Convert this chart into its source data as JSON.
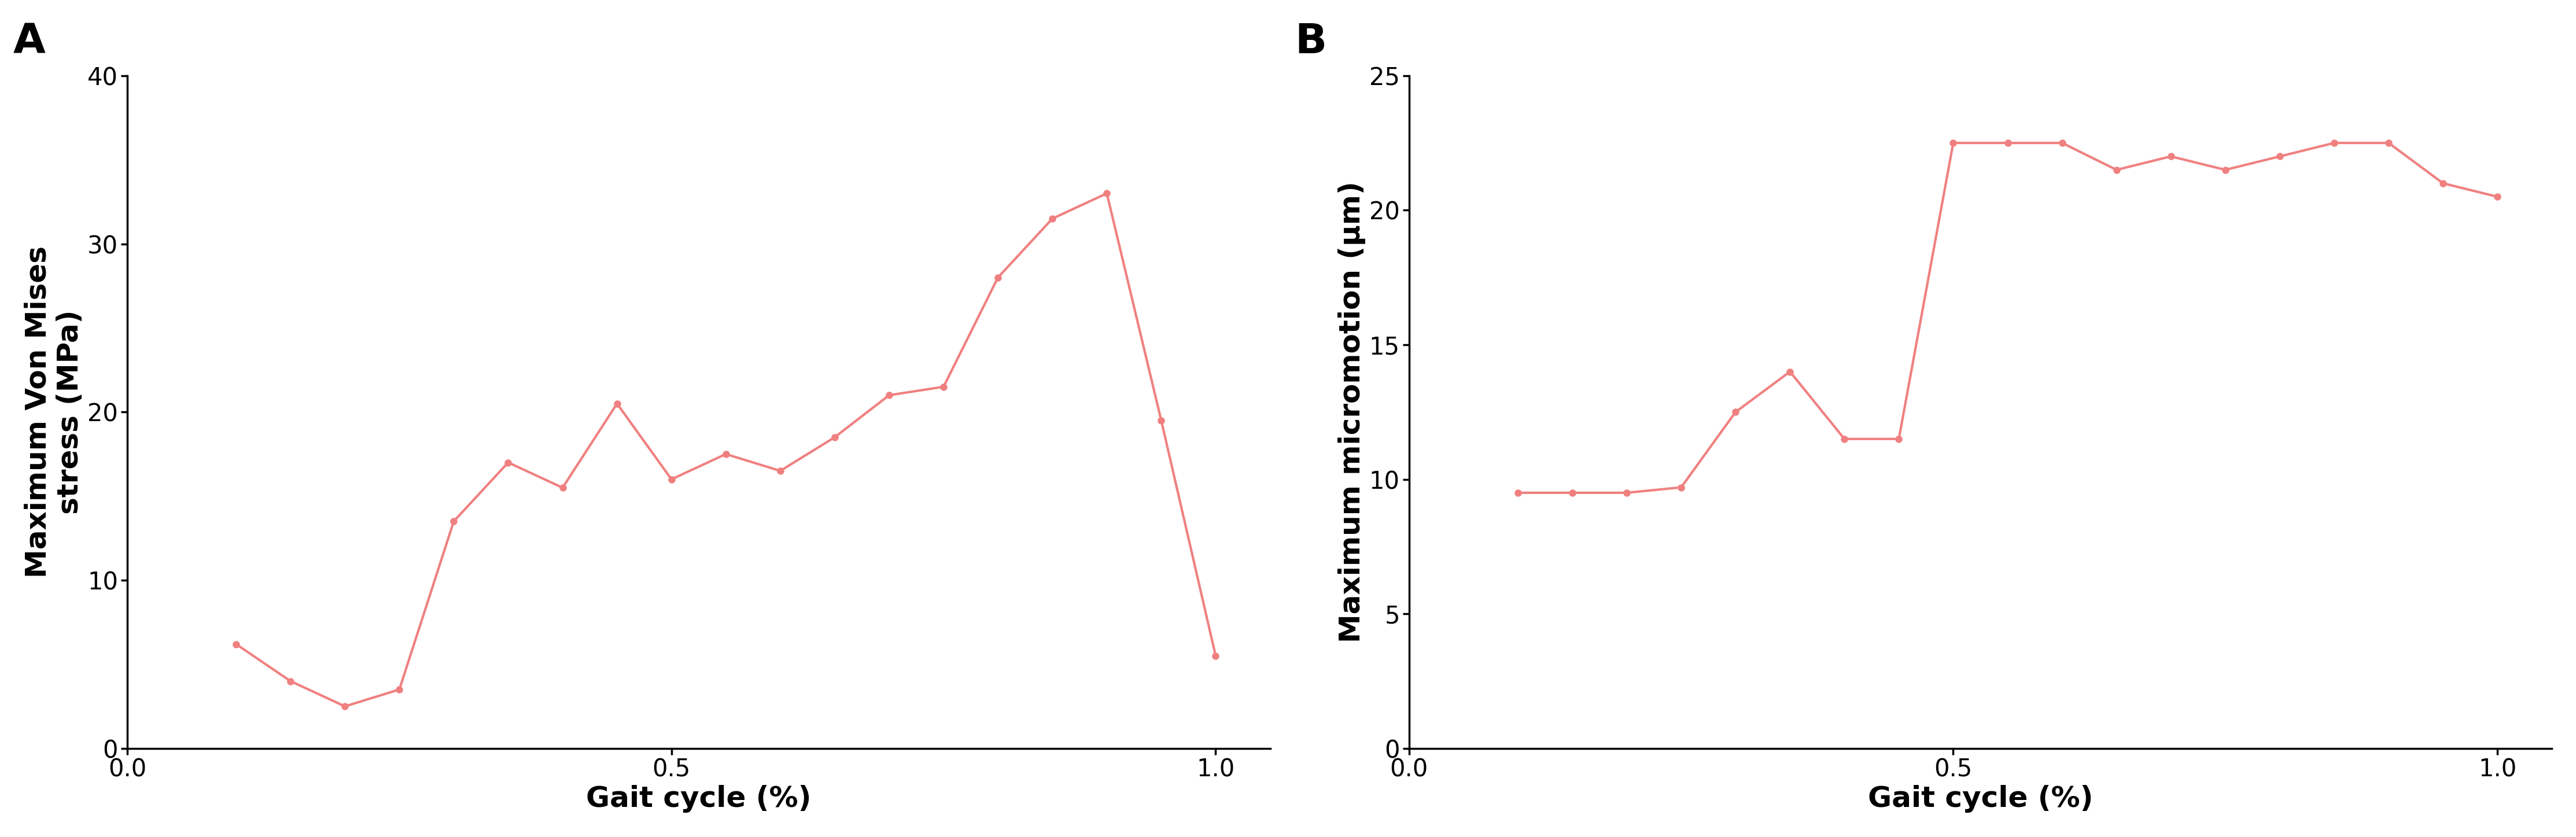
{
  "panel_A": {
    "x": [
      0.1,
      0.15,
      0.2,
      0.25,
      0.3,
      0.35,
      0.4,
      0.45,
      0.5,
      0.55,
      0.6,
      0.65,
      0.7,
      0.75,
      0.8,
      0.85,
      0.9,
      0.95,
      1.0
    ],
    "y": [
      6.2,
      4.0,
      2.5,
      3.5,
      13.5,
      17.0,
      15.5,
      20.5,
      16.0,
      17.5,
      16.5,
      18.5,
      21.0,
      21.5,
      28.0,
      31.5,
      33.0,
      19.5,
      5.5
    ],
    "ylabel": "Maximum Von Mises\nstress (MPa)",
    "xlabel": "Gait cycle (%)",
    "xlim": [
      0.0,
      1.05
    ],
    "ylim": [
      0,
      40
    ],
    "xticks": [
      0.0,
      0.5,
      1.0
    ],
    "xticklabels": [
      "0.0",
      "0.5",
      "1.0"
    ],
    "yticks": [
      0,
      10,
      20,
      30,
      40
    ],
    "label": "A"
  },
  "panel_B": {
    "x": [
      0.1,
      0.15,
      0.2,
      0.25,
      0.3,
      0.35,
      0.4,
      0.45,
      0.5,
      0.55,
      0.6,
      0.65,
      0.7,
      0.75,
      0.8,
      0.85,
      0.9,
      0.95,
      1.0
    ],
    "y": [
      9.5,
      9.5,
      9.5,
      9.7,
      12.5,
      14.0,
      11.5,
      11.5,
      22.5,
      22.5,
      22.5,
      21.5,
      22.0,
      21.5,
      22.0,
      22.5,
      22.5,
      21.0,
      20.5
    ],
    "ylabel": "Maximum micromotion (μm)",
    "xlabel": "Gait cycle (%)",
    "xlim": [
      0.0,
      1.05
    ],
    "ylim": [
      0,
      25
    ],
    "xticks": [
      0.0,
      0.5,
      1.0
    ],
    "xticklabels": [
      "0.0",
      "0.5",
      "1.0"
    ],
    "yticks": [
      0,
      5,
      10,
      15,
      20,
      25
    ],
    "label": "B"
  },
  "line_color": "#F08080",
  "marker": "o",
  "markersize": 8,
  "linewidth": 3.0,
  "background_color": "#ffffff",
  "label_fontsize": 36,
  "tick_fontsize": 30,
  "panel_label_fontsize": 52,
  "spine_linewidth": 2.5
}
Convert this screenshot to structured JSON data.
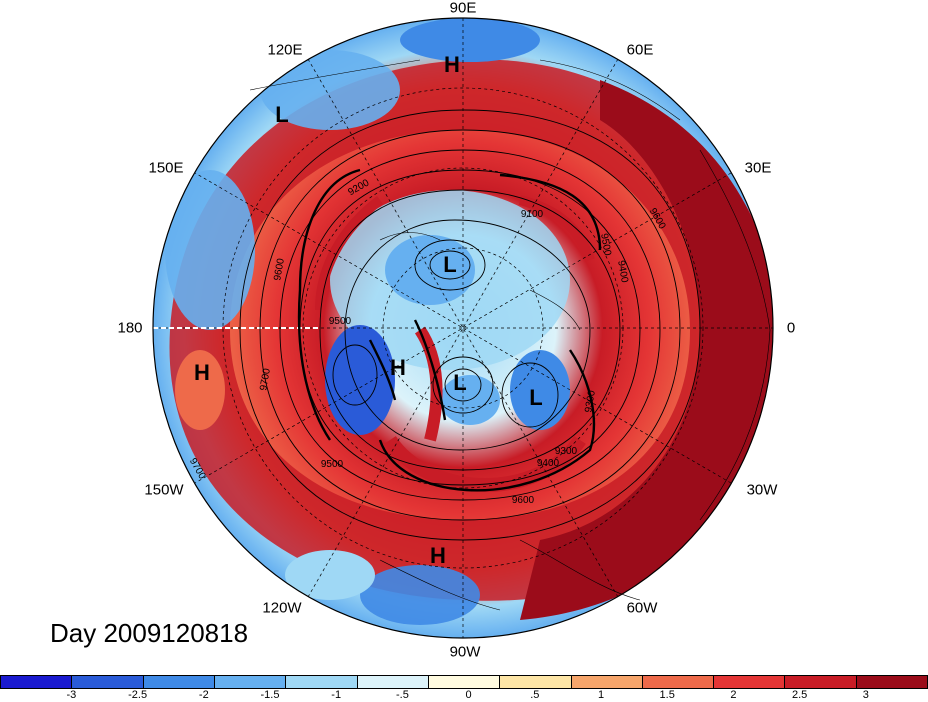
{
  "map": {
    "longitude_labels": [
      "90E",
      "60E",
      "30E",
      "0",
      "30W",
      "60W",
      "90W",
      "120W",
      "150W",
      "180",
      "150E",
      "120E"
    ],
    "pressure_markers": [
      "H",
      "L",
      "H",
      "L",
      "H",
      "L",
      "L",
      "H"
    ],
    "contour_labels": [
      "9600",
      "9500",
      "9400",
      "9300",
      "9200",
      "9100",
      "9500",
      "9600",
      "9700",
      "9400",
      "9300",
      "9500",
      "9600",
      "9700"
    ],
    "day_label": "Day 2009120818"
  },
  "colorbar": {
    "colors": [
      "#1a1ad0",
      "#2a5bd8",
      "#3f8ae6",
      "#66b0f0",
      "#9fd8f5",
      "#dcf3fa",
      "#fffbe0",
      "#fde5a6",
      "#f6a56b",
      "#ee6a4a",
      "#e43535",
      "#c81c26",
      "#9b0c1a"
    ],
    "tick_labels": [
      "-3",
      "-2.5",
      "-2",
      "-1.5",
      "-1",
      "-.5",
      "0",
      ".5",
      "1",
      "1.5",
      "2",
      "2.5",
      "3"
    ]
  }
}
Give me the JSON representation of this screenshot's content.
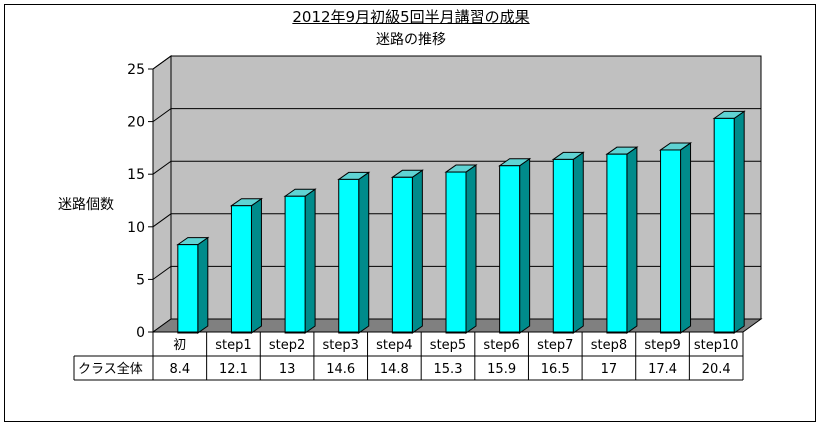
{
  "chart_data": {
    "type": "bar",
    "title": "2012年9月初級5回半月講習の成果",
    "subtitle": "迷路の推移",
    "ylabel": "迷路個数",
    "categories": [
      "初",
      "step1",
      "step2",
      "step3",
      "step4",
      "step5",
      "step6",
      "step7",
      "step8",
      "step9",
      "step10"
    ],
    "series": [
      {
        "name": "クラス全体",
        "values": [
          8.4,
          12.1,
          13,
          14.6,
          14.8,
          15.3,
          15.9,
          16.5,
          17,
          17.4,
          20.4
        ]
      }
    ],
    "value_labels": [
      "8.4",
      "12.1",
      "13",
      "14.6",
      "14.8",
      "15.3",
      "15.9",
      "16.5",
      "17",
      "17.4",
      "20.4"
    ],
    "ylim": [
      0,
      25
    ],
    "yticks": [
      0,
      5,
      10,
      15,
      20,
      25
    ],
    "grid": true,
    "style": "3d-column",
    "colors": {
      "bar_front": "#00ffff",
      "bar_side": "#008b8b",
      "bar_top": "#5fd3d3",
      "wall": "#c0c0c0",
      "floor": "#808080"
    }
  }
}
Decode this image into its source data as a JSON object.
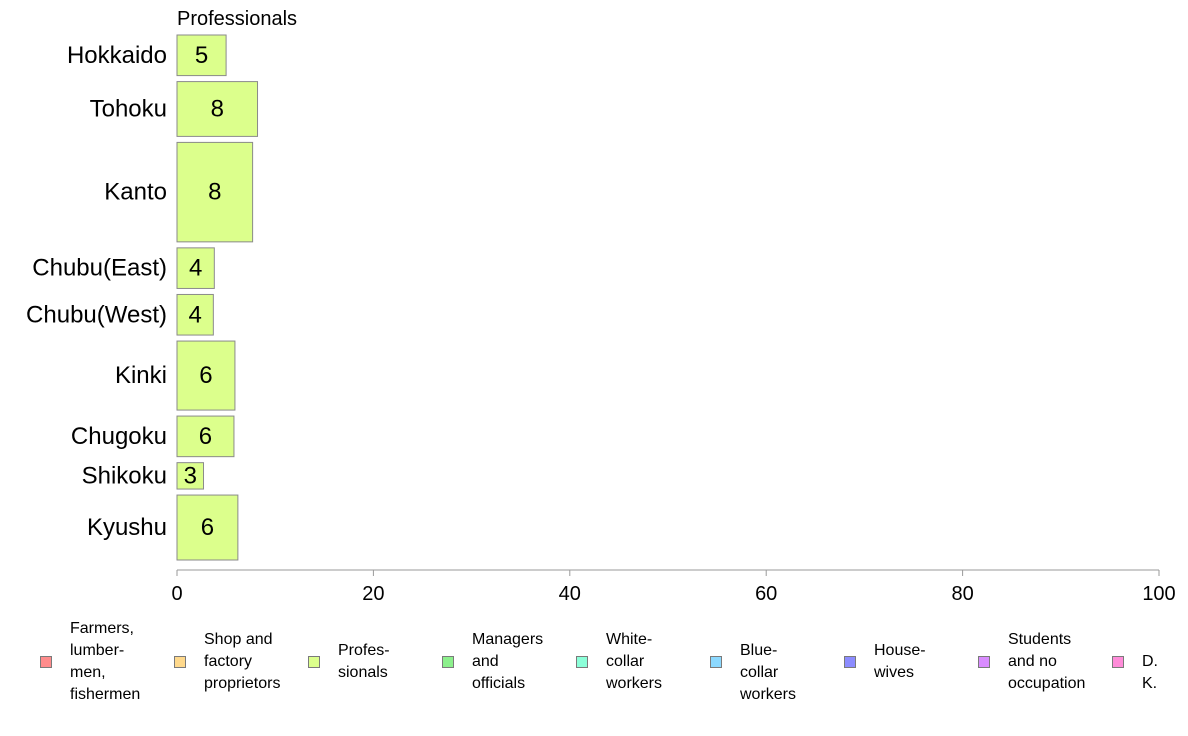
{
  "chart_data": {
    "type": "bar",
    "orientation": "horizontal",
    "title": "Professionals",
    "categories": [
      "Hokkaido",
      "Tohoku",
      "Kanto",
      "Chubu(East)",
      "Chubu(West)",
      "Kinki",
      "Chugoku",
      "Shikoku",
      "Kyushu"
    ],
    "values": [
      5,
      8,
      8,
      4,
      4,
      6,
      6,
      3,
      6
    ],
    "bar_fractions": [
      5.0,
      8.2,
      7.7,
      3.8,
      3.7,
      5.9,
      5.8,
      2.7,
      6.2
    ],
    "bar_weights": [
      1,
      1.35,
      2.45,
      1,
      1,
      1.7,
      1,
      0.65,
      1.6
    ],
    "xlim": [
      0,
      100
    ],
    "xticks": [
      0,
      20,
      40,
      60,
      80,
      100
    ],
    "xlabel": "",
    "ylabel": "",
    "grid": false,
    "bar_color": "#dcff8c",
    "bar_edge_color": "#8a8a8a",
    "axis_color": "#9a9a9a",
    "legend_placement": "bottom"
  },
  "legend": {
    "items": [
      {
        "label": "Farmers,\nlumber-\nmen,\nfishermen",
        "color": "#ff8c8c"
      },
      {
        "label": "Shop and\nfactory\nproprietors",
        "color": "#ffd98c"
      },
      {
        "label": "Profes-\nsionals",
        "color": "#dcff8c"
      },
      {
        "label": "Managers\nand\nofficials",
        "color": "#8cf08c"
      },
      {
        "label": "White-\ncollar\nworkers",
        "color": "#8cffd9"
      },
      {
        "label": "Blue-collar\nworkers",
        "color": "#8cd9ff"
      },
      {
        "label": "House-\nwives",
        "color": "#8c8cff"
      },
      {
        "label": "Students\nand no\noccupation",
        "color": "#d98cff"
      },
      {
        "label": "D. K.",
        "color": "#ff8cd9"
      }
    ]
  }
}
§ §
• Task description: Beginning at the line with "Decode this image" and ending at the last line of the listing above, retype each line exactly, including those two lines. Leave the pictures out.

• Answer for the task:
Decode this image into its source data as a JSON object.
{
  "chart_data": {
    "type": "bar",
    "orientation": "horizontal",
    "title": "Professionals",
    "categories": [
      "Hokkaido",
      "Tohoku",
      "Kanto",
      "Chubu(East)",
      "Chubu(West)",
      "Kinki",
      "Chugoku",
      "Shikoku",
      "Kyushu"
    ],
    "values": [
      5,
      8,
      8,
      4,
      4,
      6,
      6,
      3,
      6
    ],
    "bar_fractions": [
      5.0,
      8.2,
      7.7,
      3.8,
      3.7,
      5.9,
      5.8,
      2.7,
      6.2
    ],
    "bar_weights": [
      1,
      1.35,
      2.45,
      1,
      1,
      1.7,
      1,
      0.65,
      1.6
    ],
    "xlim": [
      0,
      100
    ],
    "xticks": [
      0,
      20,
      40,
      60,
      80,
      100
    ],
    "xlabel": "",
    "ylabel": "",
    "grid": false,
    "bar_color": "#dcff8c",
    "bar_edge_color": "#8a8a8a",
    "axis_color": "#9a9a9a",
    "legend_placement": "bottom"
  },
  "legend": {
    "items": [
      {
        "label": "Farmers,\nlumber-\nmen,\nfishermen",
        "color": "#ff8c8c"
      },
      {
        "label": "Shop and\nfactory\nproprietors",
        "color": "#ffd98c"
      },
      {
        "label": "Profes-\nsionals",
        "color": "#dcff8c"
      },
      {
        "label": "Managers\nand\nofficials",
        "color": "#8cf08c"
      },
      {
        "label": "White-\ncollar\nworkers",
        "color": "#8cffd9"
      },
      {
        "label": "Blue-collar\nworkers",
        "color": "#8cd9ff"
      },
      {
        "label": "House-\nwives",
        "color": "#8c8cff"
      },
      {
        "label": "Students\nand no\noccupation",
        "color": "#d98cff"
      },
      {
        "label": "D. K.",
        "color": "#ff8cd9"
      }
    ]
  }
}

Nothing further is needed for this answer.